## [Set exercise]
List, from the lines below, each one with "scenic" in it.

▬▬▬▬▬▬▬▬▬▬

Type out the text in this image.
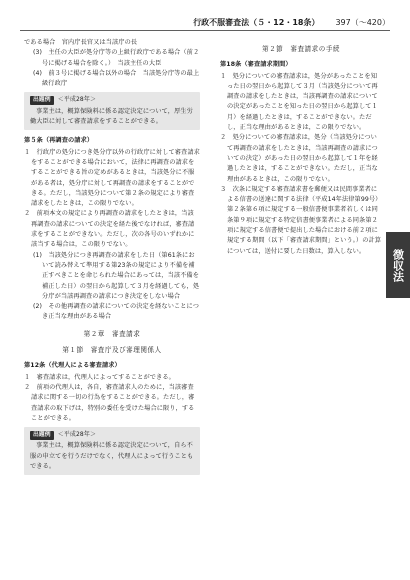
行政不服審査法（５・12・18条） 397（〜420）

である場合　宮内庁長官又は当該庁の長

(3)　主任の大臣が処分庁等の上級行政庁である場合（前２号に掲げる場合を除く。）　当該主任の大臣

(4)　前３号に掲げる場合以外の場合　当該処分庁等の最上級行政庁

出題例	＜平成28年＞

事業主は，概算保険料に係る認定決定について，厚生労働大臣に対して審査請求をすることができる。

第５条（再調査の請求）

１　行政庁の処分につき処分庁以外の行政庁に対して審査請求をすることができる場合において，法律に再調査の請求をすることができる旨の定めがあるときは，当該処分に不服がある者は，処分庁に対して再調査の請求をすることができる。ただし，当該処分について第２条の規定により審査請求をしたときは，この限りでない。

２　前項本文の規定により再調査の請求をしたときは，当該再調査の請求についての決定を経た後でなければ，審査請求をすることができない。ただし，次の各号のいずれかに該当する場合は，この限りでない。

(1)　当該処分につき再調査の請求をした日（第61条において読み替えて準用する第23条の規定により不備を補正すべきことを命じられた場合にあっては，当該不備を補正した日）の翌日から起算して３月を経過しても，処分庁が当該再調査の請求につき決定をしない場合

(2)　その他再調査の請求についての決定を経ないことにつき正当な理由がある場合

第２章　審査請求
第１節　審査庁及び審理関係人
第12条（代理人による審査請求）

１　審査請求は，代理人によってすることができる。

２　前項の代理人は，各自，審査請求人のために，当該審査請求に関する一切の行為をすることができる。ただし，審査請求の取下げは，特別の委任を受けた場合に限り，することができる。

出題例	＜平成28年＞

事業主は，概算保険料に係る認定決定について，自ら不服の申立てを行うだけでなく，代理人によって行うこともできる。

第２節　審査請求の手続
第18条（審査請求期間）

１　処分についての審査請求は，処分があったことを知った日の翌日から起算して３月（当該処分について再調査の請求をしたときは，当該再調査の請求についての決定があったことを知った日の翌日から起算して１月）を経過したときは，することができない。ただし，正当な理由があるときは，この限りでない。

２　処分についての審査請求は，処分（当該処分について再調査の請求をしたときは，当該再調査の請求についての決定）があった日の翌日から起算して１年を経過したときは，することができない。ただし，正当な理由があるときは，この限りでない。

３　次条に規定する審査請求書を郵便又は民間事業者による信書の送達に関する法律（平成14年法律第99号）第２条第６項に規定する一般信書便事業者若しくは同条第９項に規定する特定信書便事業者による同条第２項に規定する信書便で提出した場合における前２項に規定する期間（以下「審査請求期間」という。）の計算については，送付に要した日数は，算入しない。	徴収法
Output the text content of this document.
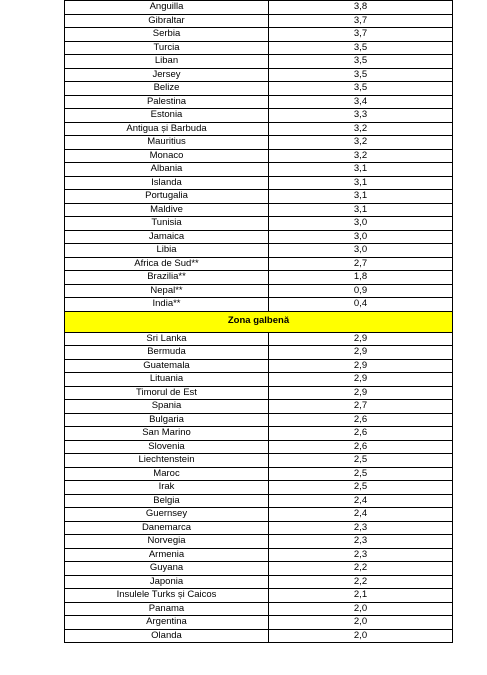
Anguilla	3,8
Gibraltar	3,7
Serbia	3,7
Turcia	3,5
Liban	3,5
Jersey	3,5
Belize	3,5
Palestina	3,4
Estonia	3,3
Antigua și Barbuda	3,2
Mauritius	3,2
Monaco	3,2
Albania	3,1
Islanda	3,1
Portugalia	3,1
Maldive	3,1
Tunisia	3,0
Jamaica	3,0
Libia	3,0
Africa de Sud**	2,7
Brazilia**	1,8
Nepal**	0,9
India**	0,4
Zona galbenă	
Sri Lanka	2,9
Bermuda	2,9
Guatemala	2,9
Lituania	2,9
Timorul de Est	2,9
Spania	2,7
Bulgaria	2,6
San Marino	2,6
Slovenia	2,6
Liechtenstein	2,5
Maroc	2,5
Irak	2,5
Belgia	2,4
Guernsey	2,4
Danemarca	2,3
Norvegia	2,3
Armenia	2,3
Guyana	2,2
Japonia	2,2
Insulele Turks și Caicos	2,1
Panama	2,0
Argentina	2,0
Olanda	2,0
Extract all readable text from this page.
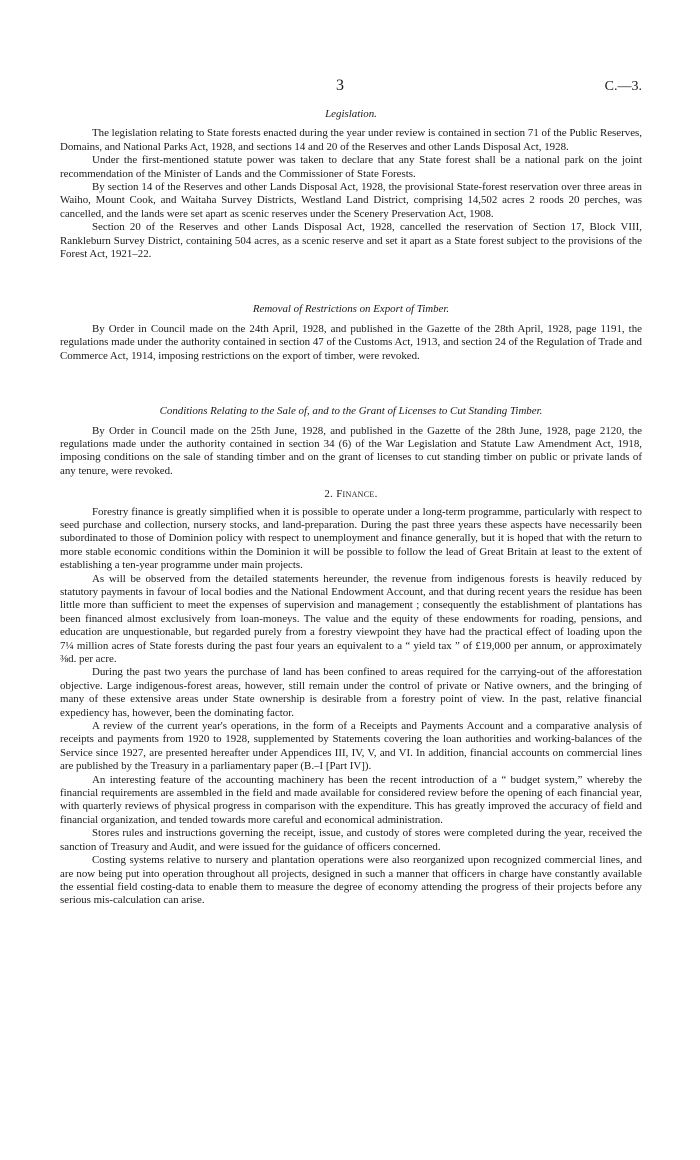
3	C.—3.
Legislation.

The legislation relating to State forests enacted during the year under review is contained in section 71 of the Public Reserves, Domains, and National Parks Act, 1928, and sections 14 and 20 of the Reserves and other Lands Disposal Act, 1928.

Under the first-mentioned statute power was taken to declare that any State forest shall be a national park on the joint recommendation of the Minister of Lands and the Commissioner of State Forests.

By section 14 of the Reserves and other Lands Disposal Act, 1928, the provisional State-forest reservation over three areas in Waiho, Mount Cook, and Waitaha Survey Districts, Westland Land District, comprising 14,502 acres 2 roods 20 perches, was cancelled, and the lands were set apart as scenic reserves under the Scenery Preservation Act, 1908.

Section 20 of the Reserves and other Lands Disposal Act, 1928, cancelled the reservation of Section 17, Block VIII, Rankleburn Survey District, containing 504 acres, as a scenic reserve and set it apart as a State forest subject to the provisions of the Forest Act, 1921–22.

Removal of Restrictions on Export of Timber.

By Order in Council made on the 24th April, 1928, and published in the Gazette of the 28th April, 1928, page 1191, the regulations made under the authority contained in section 47 of the Customs Act, 1913, and section 24 of the Regulation of Trade and Commerce Act, 1914, imposing restrictions on the export of timber, were revoked.

Conditions Relating to the Sale of, and to the Grant of Licenses to Cut Standing Timber.

By Order in Council made on the 25th June, 1928, and published in the Gazette of the 28th June, 1928, page 2120, the regulations made under the authority contained in section 34 (6) of the War Legislation and Statute Law Amendment Act, 1918, imposing conditions on the sale of standing timber and on the grant of licenses to cut standing timber on public or private lands of any tenure, were revoked.

2. Finance.

Forestry finance is greatly simplified when it is possible to operate under a long-term programme, particularly with respect to seed purchase and collection, nursery stocks, and land-preparation. During the past three years these aspects have necessarily been subordinated to those of Dominion policy with respect to unemployment and finance generally, but it is hoped that with the return to more stable economic conditions within the Dominion it will be possible to follow the lead of Great Britain at least to the extent of establishing a ten-year programme under main projects.

As will be observed from the detailed statements hereunder, the revenue from indigenous forests is heavily reduced by statutory payments in favour of local bodies and the National Endowment Account, and that during recent years the residue has been little more than sufficient to meet the expenses of supervision and management ; consequently the establishment of plantations has been financed almost exclusively from loan-moneys. The value and the equity of these endowments for roading, pensions, and education are unquestionable, but regarded purely from a forestry viewpoint they have had the practical effect of loading upon the 7¼ million acres of State forests during the past four years an equivalent to a “ yield tax ” of £19,000 per annum, or approximately ⅜d. per acre.

During the past two years the purchase of land has been confined to areas required for the carrying-out of the afforestation objective. Large indigenous-forest areas, however, still remain under the control of private or Native owners, and the bringing of many of these extensive areas under State ownership is desirable from a forestry point of view. In the past, relative financial expediency has, however, been the dominating factor.

A review of the current year's operations, in the form of a Receipts and Payments Account and a comparative analysis of receipts and payments from 1920 to 1928, supplemented by Statements covering the loan authorities and working-balances of the Service since 1927, are presented hereafter under Appendices III, IV, V, and VI. In addition, financial accounts on commercial lines are published by the Treasury in a parliamentary paper (B.–I [Part IV]).

An interesting feature of the accounting machinery has been the recent introduction of a “ budget system,” whereby the financial requirements are assembled in the field and made available for considered review before the opening of each financial year, with quarterly reviews of physical progress in comparison with the expenditure. This has greatly improved the accuracy of field and financial organization, and tended towards more careful and economical administration.

Stores rules and instructions governing the receipt, issue, and custody of stores were completed during the year, received the sanction of Treasury and Audit, and were issued for the guidance of officers concerned.

Costing systems relative to nursery and plantation operations were also reorganized upon recognized commercial lines, and are now being put into operation throughout all projects, designed in such a manner that officers in charge have constantly available the essential field costing-data to enable them to measure the degree of economy attending the progress of their projects before any serious mis-calculation can arise.
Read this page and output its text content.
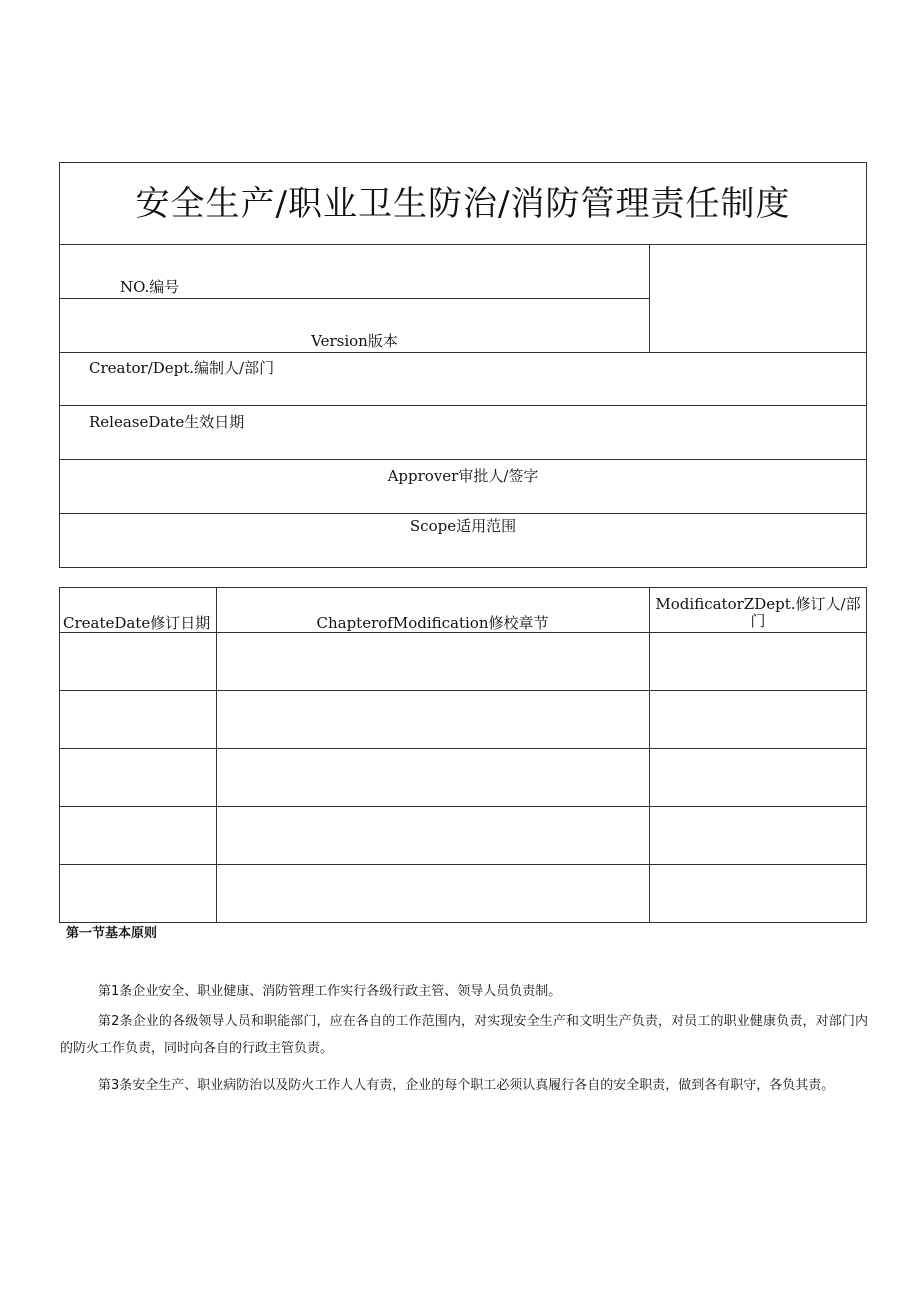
安全生产/职业卫生防治/消防管理责任制度
NO.编号
Version版本
Creator/Dept.编制人/部门
ReleaseDate生效日期
Approver审批人/签字
Scope适用范围
CreateDate修订日期	ChapterofModification修校章节
ModificatorZDept.修订人/部门
第一节基本原则
第1条企业安全、职业健康、消防管理工作实行各级行政主管、领导人员负责制。
第2条企业的各级领导人员和职能部门，应在各自的工作范围内，对实现安全生产和文明生产负责，对员工的职业健康负责，对部门内的防火工作负责，同时向各自的行政主管负责。
第3条安全生产、职业病防治以及防火工作人人有责，企业的每个职工必须认真履行各自的安全职责，做到各有职守，各负其责。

▬▬▬▬▬▬▬▬▬▬

## [Correct response]
By section 14 of the Reserves and other Lands Disposal Act, 1928, the provisional State-forest reservation over three areas in Waiho, Mount Cook, and Waitaha Survey Districts, Westland Land District, comprising 14,502 acres 2 roods 20 perches, was cancelled, and the lands were set apart as scenic reserves under the Scenery Preservation Act, 1908.
Section 20 of the Reserves and other Lands Disposal Act, 1928, cancelled the reservation of Section 17, Block VIII, Rankleburn Survey District, containing 504 acres, as a scenic reserve and set it apart as a State forest subject to the provisions of the Forest Act, 1921–22.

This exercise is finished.